Records from a dataset:
***

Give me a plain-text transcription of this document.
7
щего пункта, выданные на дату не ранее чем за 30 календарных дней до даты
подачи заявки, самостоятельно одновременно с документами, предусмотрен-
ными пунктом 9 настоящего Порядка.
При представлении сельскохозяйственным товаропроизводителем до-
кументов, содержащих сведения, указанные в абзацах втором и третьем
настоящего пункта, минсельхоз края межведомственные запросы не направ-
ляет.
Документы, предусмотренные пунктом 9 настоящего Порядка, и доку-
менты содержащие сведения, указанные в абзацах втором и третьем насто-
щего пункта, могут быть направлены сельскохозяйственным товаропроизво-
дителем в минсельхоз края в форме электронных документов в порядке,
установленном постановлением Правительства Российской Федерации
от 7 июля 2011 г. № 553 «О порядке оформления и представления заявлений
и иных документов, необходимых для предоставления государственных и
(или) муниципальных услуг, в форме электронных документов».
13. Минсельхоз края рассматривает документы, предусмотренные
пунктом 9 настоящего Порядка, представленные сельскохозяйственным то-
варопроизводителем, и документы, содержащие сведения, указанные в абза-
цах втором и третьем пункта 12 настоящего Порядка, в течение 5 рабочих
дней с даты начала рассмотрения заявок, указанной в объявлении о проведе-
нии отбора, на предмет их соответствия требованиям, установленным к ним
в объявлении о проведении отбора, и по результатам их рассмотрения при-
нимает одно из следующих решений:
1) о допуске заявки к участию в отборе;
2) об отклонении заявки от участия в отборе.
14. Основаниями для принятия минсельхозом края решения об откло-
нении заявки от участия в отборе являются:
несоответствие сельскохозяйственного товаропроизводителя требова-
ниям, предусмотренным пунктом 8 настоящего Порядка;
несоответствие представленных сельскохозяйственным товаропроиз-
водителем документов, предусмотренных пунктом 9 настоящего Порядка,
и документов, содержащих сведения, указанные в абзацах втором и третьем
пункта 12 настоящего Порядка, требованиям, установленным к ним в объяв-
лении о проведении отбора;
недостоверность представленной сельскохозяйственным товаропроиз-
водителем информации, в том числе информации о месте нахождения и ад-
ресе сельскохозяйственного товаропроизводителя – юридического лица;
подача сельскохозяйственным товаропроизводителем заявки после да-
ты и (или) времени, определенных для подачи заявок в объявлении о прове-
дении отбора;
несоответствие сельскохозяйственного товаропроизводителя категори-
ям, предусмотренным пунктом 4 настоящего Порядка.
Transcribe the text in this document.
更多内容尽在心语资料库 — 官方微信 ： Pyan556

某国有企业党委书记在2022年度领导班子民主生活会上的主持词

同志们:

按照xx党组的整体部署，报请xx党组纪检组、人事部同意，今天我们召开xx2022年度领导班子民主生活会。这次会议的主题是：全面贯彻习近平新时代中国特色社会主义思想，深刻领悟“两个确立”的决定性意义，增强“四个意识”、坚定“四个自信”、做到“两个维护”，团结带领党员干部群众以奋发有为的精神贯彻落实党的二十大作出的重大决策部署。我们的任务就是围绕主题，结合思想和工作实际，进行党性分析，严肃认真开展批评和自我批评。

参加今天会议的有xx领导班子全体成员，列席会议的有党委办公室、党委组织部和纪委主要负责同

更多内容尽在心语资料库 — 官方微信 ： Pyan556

***

Set down each entry again, unchanged.

Give me a plain-text transcription of this document.
7
щего пункта, выданные на дату не ранее чем за 30 календарных дней до даты
подачи заявки, самостоятельно одновременно с документами, предусмотрен-
ными пунктом 9 настоящего Порядка.
При представлении сельскохозяйственным товаропроизводителем до-
кументов, содержащих сведения, указанные в абзацах втором и третьем
настоящего пункта, минсельхоз края межведомственные запросы не направ-
ляет.
Документы, предусмотренные пунктом 9 настоящего Порядка, и доку-
менты содержащие сведения, указанные в абзацах втором и третьем насто-
щего пункта, могут быть направлены сельскохозяйственным товаропроизво-
дителем в минсельхоз края в форме электронных документов в порядке,
установленном постановлением Правительства Российской Федерации
от 7 июля 2011 г. № 553 «О порядке оформления и представления заявлений
и иных документов, необходимых для предоставления государственных и
(или) муниципальных услуг, в форме электронных документов».
13. Минсельхоз края рассматривает документы, предусмотренные
пунктом 9 настоящего Порядка, представленные сельскохозяйственным то-
варопроизводителем, и документы, содержащие сведения, указанные в абза-
цах втором и третьем пункта 12 настоящего Порядка, в течение 5 рабочих
дней с даты начала рассмотрения заявок, указанной в объявлении о проведе-
нии отбора, на предмет их соответствия требованиям, установленным к ним
в объявлении о проведении отбора, и по результатам их рассмотрения при-
нимает одно из следующих решений:
1) о допуске заявки к участию в отборе;
2) об отклонении заявки от участия в отборе.
14. Основаниями для принятия минсельхозом края решения об откло-
нении заявки от участия в отборе являются:
несоответствие сельскохозяйственного товаропроизводителя требова-
ниям, предусмотренным пунктом 8 настоящего Порядка;
несоответствие представленных сельскохозяйственным товаропроиз-
водителем документов, предусмотренных пунктом 9 настоящего Порядка,
и документов, содержащих сведения, указанные в абзацах втором и третьем
пункта 12 настоящего Порядка, требованиям, установленным к ним в объяв-
лении о проведении отбора;
недостоверность представленной сельскохозяйственным товаропроиз-
водителем информации, в том числе информации о месте нахождения и ад-
ресе сельскохозяйственного товаропроизводителя – юридического лица;
подача сельскохозяйственным товаропроизводителем заявки после да-
ты и (или) времени, определенных для подачи заявок в объявлении о прове-
дении отбора;
несоответствие сельскохозяйственного товаропроизводителя категори-
ям, предусмотренным пунктом 4 настоящего Порядка.
Transcribe the text in this document.
更多内容尽在心语资料库 — 官方微信 ： Pyan556

某国有企业党委书记在2022年度领导班子民主生活会上的主持词

同志们:

按照xx党组的整体部署，报请xx党组纪检组、人事部同意，今天我们召开xx2022年度领导班子民主生活会。这次会议的主题是：全面贯彻习近平新时代中国特色社会主义思想，深刻领悟“两个确立”的决定性意义，增强“四个意识”、坚定“四个自信”、做到“两个维护”，团结带领党员干部群众以奋发有为的精神贯彻落实党的二十大作出的重大决策部署。我们的任务就是围绕主题，结合思想和工作实际，进行党性分析，严肃认真开展批评和自我批评。

参加今天会议的有xx领导班子全体成员，列席会议的有党委办公室、党委组织部和纪委主要负责同

更多内容尽在心语资料库 — 官方微信 ： Pyan556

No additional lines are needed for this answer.